Transcribe the listing in full, excluding any pictures.

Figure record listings
+ + + +
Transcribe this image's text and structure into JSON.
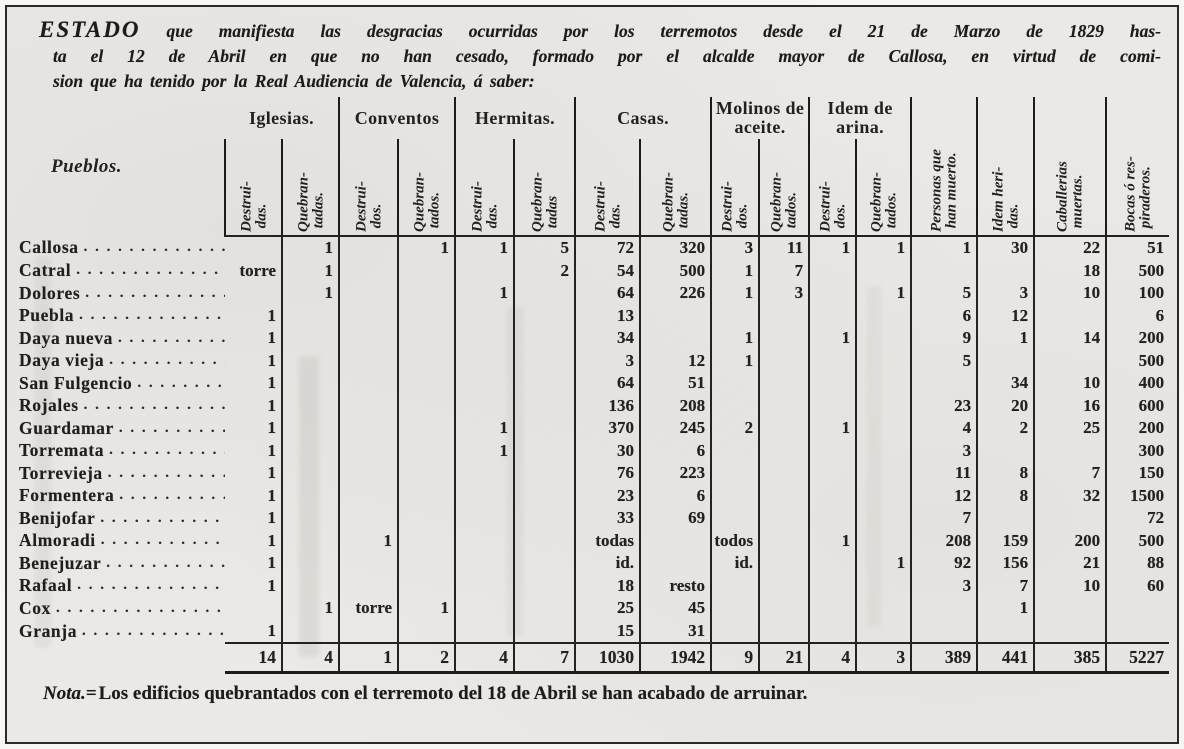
{
  "colors": {
    "paper": "#ebe9e6",
    "ink": "#211f1c",
    "rule": "#1c1c1c"
  },
  "title": {
    "lead": "ESTADO",
    "line1": "que manifiesta las desgracias ocurridas por los terremotos desde el 21 de Marzo de 1829 has-",
    "line2": "ta el 12 de Abril en que no han cesado, formado por el alcalde mayor de Callosa, en virtud de comi-",
    "line3": "sion que ha tenido por la Real Audiencia de Valencia, á saber:"
  },
  "note": {
    "label": "Nota.=",
    "text": "Los edificios quebrantados con el terremoto del 18 de Abril se han acabado de arruinar."
  },
  "dots_filler": ". . . . . . . . . . . . . . . . . . . . . . . . . . . .",
  "table": {
    "pueblos_header": "Pueblos.",
    "groups": [
      {
        "label": "Iglesias.",
        "cols": [
          "Destrui-\n das.",
          "Quebran-\n tadas."
        ]
      },
      {
        "label": "Conventos",
        "cols": [
          "Destrui-\n dos.",
          "Quebran-\n tados."
        ]
      },
      {
        "label": "Hermitas.",
        "cols": [
          "Destrui-\n das.",
          "Quebran-\n tadas"
        ]
      },
      {
        "label": "Casas.",
        "cols": [
          "Destrui-\n das.",
          "Quebran-\n tadas."
        ]
      },
      {
        "label": "Molinos de\naceite.",
        "cols": [
          "Destrui-\n dos.",
          "Quebran-\n tados."
        ]
      },
      {
        "label": "Idem de\narina.",
        "cols": [
          "Destrui-\n dos.",
          "Quebran-\n tados."
        ]
      }
    ],
    "tall_headers": [
      "Personas que\n han muerto.",
      "Idem heri-\n das.",
      "Caballerias\n muertas.",
      "Bocas ó res-\n piraderos."
    ],
    "rows": [
      {
        "pueblo": "Callosa",
        "values": [
          "",
          "1",
          "",
          "1",
          "1",
          "5",
          "72",
          "320",
          "3",
          "11",
          "1",
          "1",
          "1",
          "30",
          "22",
          "51"
        ]
      },
      {
        "pueblo": "Catral",
        "values": [
          "torre",
          "1",
          "",
          "",
          "",
          "2",
          "54",
          "500",
          "1",
          "7",
          "",
          "",
          "",
          "",
          "18",
          "500"
        ]
      },
      {
        "pueblo": "Dolores",
        "values": [
          "",
          "1",
          "",
          "",
          "1",
          "",
          "64",
          "226",
          "1",
          "3",
          "",
          "1",
          "5",
          "3",
          "10",
          "100"
        ]
      },
      {
        "pueblo": "Puebla",
        "values": [
          "1",
          "",
          "",
          "",
          "",
          "",
          "13",
          "",
          "",
          "",
          "",
          "",
          "6",
          "12",
          "",
          "6"
        ]
      },
      {
        "pueblo": "Daya nueva",
        "values": [
          "1",
          "",
          "",
          "",
          "",
          "",
          "34",
          "",
          "1",
          "",
          "1",
          "",
          "9",
          "1",
          "14",
          "200"
        ]
      },
      {
        "pueblo": "Daya vieja",
        "values": [
          "1",
          "",
          "",
          "",
          "",
          "",
          "3",
          "12",
          "1",
          "",
          "",
          "",
          "5",
          "",
          "",
          "500"
        ]
      },
      {
        "pueblo": "San Fulgencio",
        "values": [
          "1",
          "",
          "",
          "",
          "",
          "",
          "64",
          "51",
          "",
          "",
          "",
          "",
          "",
          "34",
          "10",
          "400"
        ]
      },
      {
        "pueblo": "Rojales",
        "values": [
          "1",
          "",
          "",
          "",
          "",
          "",
          "136",
          "208",
          "",
          "",
          "",
          "",
          "23",
          "20",
          "16",
          "600"
        ]
      },
      {
        "pueblo": "Guardamar",
        "values": [
          "1",
          "",
          "",
          "",
          "1",
          "",
          "370",
          "245",
          "2",
          "",
          "1",
          "",
          "4",
          "2",
          "25",
          "200"
        ]
      },
      {
        "pueblo": "Torremata",
        "values": [
          "1",
          "",
          "",
          "",
          "1",
          "",
          "30",
          "6",
          "",
          "",
          "",
          "",
          "3",
          "",
          "",
          "300"
        ]
      },
      {
        "pueblo": "Torrevieja",
        "values": [
          "1",
          "",
          "",
          "",
          "",
          "",
          "76",
          "223",
          "",
          "",
          "",
          "",
          "11",
          "8",
          "7",
          "150"
        ]
      },
      {
        "pueblo": "Formentera",
        "values": [
          "1",
          "",
          "",
          "",
          "",
          "",
          "23",
          "6",
          "",
          "",
          "",
          "",
          "12",
          "8",
          "32",
          "1500"
        ]
      },
      {
        "pueblo": "Benijofar",
        "values": [
          "1",
          "",
          "",
          "",
          "",
          "",
          "33",
          "69",
          "",
          "",
          "",
          "",
          "7",
          "",
          "",
          "72"
        ]
      },
      {
        "pueblo": "Almoradi",
        "values": [
          "1",
          "",
          "1",
          "",
          "",
          "",
          "todas",
          "",
          "todos",
          "",
          "1",
          "",
          "208",
          "159",
          "200",
          "500"
        ]
      },
      {
        "pueblo": "Benejuzar",
        "values": [
          "1",
          "",
          "",
          "",
          "",
          "",
          "id.",
          "",
          "id.",
          "",
          "",
          "1",
          "92",
          "156",
          "21",
          "88"
        ]
      },
      {
        "pueblo": "Rafaal",
        "values": [
          "1",
          "",
          "",
          "",
          "",
          "",
          "18",
          "resto",
          "",
          "",
          "",
          "",
          "3",
          "7",
          "10",
          "60"
        ]
      },
      {
        "pueblo": "Cox",
        "values": [
          "",
          "1",
          "torre",
          "1",
          "",
          "",
          "25",
          "45",
          "",
          "",
          "",
          "",
          "",
          "1",
          "",
          ""
        ]
      },
      {
        "pueblo": "Granja",
        "values": [
          "1",
          "",
          "",
          "",
          "",
          "",
          "15",
          "31",
          "",
          "",
          "",
          "",
          "",
          "",
          "",
          ""
        ]
      }
    ],
    "totals": [
      "14",
      "4",
      "1",
      "2",
      "4",
      "7",
      "1030",
      "1942",
      "9",
      "21",
      "4",
      "3",
      "389",
      "441",
      "385",
      "5227"
    ]
  }
}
+ + + +
** Worked solution **
Transcribe this image's text and structure into JSON.
{
  "colors": {
    "paper": "#ebe9e6",
    "ink": "#211f1c",
    "rule": "#1c1c1c"
  },
  "title": {
    "lead": "ESTADO",
    "line1": "que manifiesta las desgracias ocurridas por los terremotos desde el 21 de Marzo de 1829 has-",
    "line2": "ta el 12 de Abril en que no han cesado, formado por el alcalde mayor de Callosa, en virtud de comi-",
    "line3": "sion que ha tenido por la Real Audiencia de Valencia, á saber:"
  },
  "note": {
    "label": "Nota.=",
    "text": "Los edificios quebrantados con el terremoto del 18 de Abril se han acabado de arruinar."
  },
  "dots_filler": ". . . . . . . . . . . . . . . . . . . . . . . . . . . .",
  "table": {
    "pueblos_header": "Pueblos.",
    "groups": [
      {
        "label": "Iglesias.",
        "cols": [
          "Destrui-\n das.",
          "Quebran-\n tadas."
        ]
      },
      {
        "label": "Conventos",
        "cols": [
          "Destrui-\n dos.",
          "Quebran-\n tados."
        ]
      },
      {
        "label": "Hermitas.",
        "cols": [
          "Destrui-\n das.",
          "Quebran-\n tadas"
        ]
      },
      {
        "label": "Casas.",
        "cols": [
          "Destrui-\n das.",
          "Quebran-\n tadas."
        ]
      },
      {
        "label": "Molinos de\naceite.",
        "cols": [
          "Destrui-\n dos.",
          "Quebran-\n tados."
        ]
      },
      {
        "label": "Idem de\narina.",
        "cols": [
          "Destrui-\n dos.",
          "Quebran-\n tados."
        ]
      }
    ],
    "tall_headers": [
      "Personas que\n han muerto.",
      "Idem heri-\n das.",
      "Caballerias\n muertas.",
      "Bocas ó res-\n piraderos."
    ],
    "rows": [
      {
        "pueblo": "Callosa",
        "values": [
          "",
          "1",
          "",
          "1",
          "1",
          "5",
          "72",
          "320",
          "3",
          "11",
          "1",
          "1",
          "1",
          "30",
          "22",
          "51"
        ]
      },
      {
        "pueblo": "Catral",
        "values": [
          "torre",
          "1",
          "",
          "",
          "",
          "2",
          "54",
          "500",
          "1",
          "7",
          "",
          "",
          "",
          "",
          "18",
          "500"
        ]
      },
      {
        "pueblo": "Dolores",
        "values": [
          "",
          "1",
          "",
          "",
          "1",
          "",
          "64",
          "226",
          "1",
          "3",
          "",
          "1",
          "5",
          "3",
          "10",
          "100"
        ]
      },
      {
        "pueblo": "Puebla",
        "values": [
          "1",
          "",
          "",
          "",
          "",
          "",
          "13",
          "",
          "",
          "",
          "",
          "",
          "6",
          "12",
          "",
          "6"
        ]
      },
      {
        "pueblo": "Daya nueva",
        "values": [
          "1",
          "",
          "",
          "",
          "",
          "",
          "34",
          "",
          "1",
          "",
          "1",
          "",
          "9",
          "1",
          "14",
          "200"
        ]
      },
      {
        "pueblo": "Daya vieja",
        "values": [
          "1",
          "",
          "",
          "",
          "",
          "",
          "3",
          "12",
          "1",
          "",
          "",
          "",
          "5",
          "",
          "",
          "500"
        ]
      },
      {
        "pueblo": "San Fulgencio",
        "values": [
          "1",
          "",
          "",
          "",
          "",
          "",
          "64",
          "51",
          "",
          "",
          "",
          "",
          "",
          "34",
          "10",
          "400"
        ]
      },
      {
        "pueblo": "Rojales",
        "values": [
          "1",
          "",
          "",
          "",
          "",
          "",
          "136",
          "208",
          "",
          "",
          "",
          "",
          "23",
          "20",
          "16",
          "600"
        ]
      },
      {
        "pueblo": "Guardamar",
        "values": [
          "1",
          "",
          "",
          "",
          "1",
          "",
          "370",
          "245",
          "2",
          "",
          "1",
          "",
          "4",
          "2",
          "25",
          "200"
        ]
      },
      {
        "pueblo": "Torremata",
        "values": [
          "1",
          "",
          "",
          "",
          "1",
          "",
          "30",
          "6",
          "",
          "",
          "",
          "",
          "3",
          "",
          "",
          "300"
        ]
      },
      {
        "pueblo": "Torrevieja",
        "values": [
          "1",
          "",
          "",
          "",
          "",
          "",
          "76",
          "223",
          "",
          "",
          "",
          "",
          "11",
          "8",
          "7",
          "150"
        ]
      },
      {
        "pueblo": "Formentera",
        "values": [
          "1",
          "",
          "",
          "",
          "",
          "",
          "23",
          "6",
          "",
          "",
          "",
          "",
          "12",
          "8",
          "32",
          "1500"
        ]
      },
      {
        "pueblo": "Benijofar",
        "values": [
          "1",
          "",
          "",
          "",
          "",
          "",
          "33",
          "69",
          "",
          "",
          "",
          "",
          "7",
          "",
          "",
          "72"
        ]
      },
      {
        "pueblo": "Almoradi",
        "values": [
          "1",
          "",
          "1",
          "",
          "",
          "",
          "todas",
          "",
          "todos",
          "",
          "1",
          "",
          "208",
          "159",
          "200",
          "500"
        ]
      },
      {
        "pueblo": "Benejuzar",
        "values": [
          "1",
          "",
          "",
          "",
          "",
          "",
          "id.",
          "",
          "id.",
          "",
          "",
          "1",
          "92",
          "156",
          "21",
          "88"
        ]
      },
      {
        "pueblo": "Rafaal",
        "values": [
          "1",
          "",
          "",
          "",
          "",
          "",
          "18",
          "resto",
          "",
          "",
          "",
          "",
          "3",
          "7",
          "10",
          "60"
        ]
      },
      {
        "pueblo": "Cox",
        "values": [
          "",
          "1",
          "torre",
          "1",
          "",
          "",
          "25",
          "45",
          "",
          "",
          "",
          "",
          "",
          "1",
          "",
          ""
        ]
      },
      {
        "pueblo": "Granja",
        "values": [
          "1",
          "",
          "",
          "",
          "",
          "",
          "15",
          "31",
          "",
          "",
          "",
          "",
          "",
          "",
          "",
          ""
        ]
      }
    ],
    "totals": [
      "14",
      "4",
      "1",
      "2",
      "4",
      "7",
      "1030",
      "1942",
      "9",
      "21",
      "4",
      "3",
      "389",
      "441",
      "385",
      "5227"
    ]
  }
}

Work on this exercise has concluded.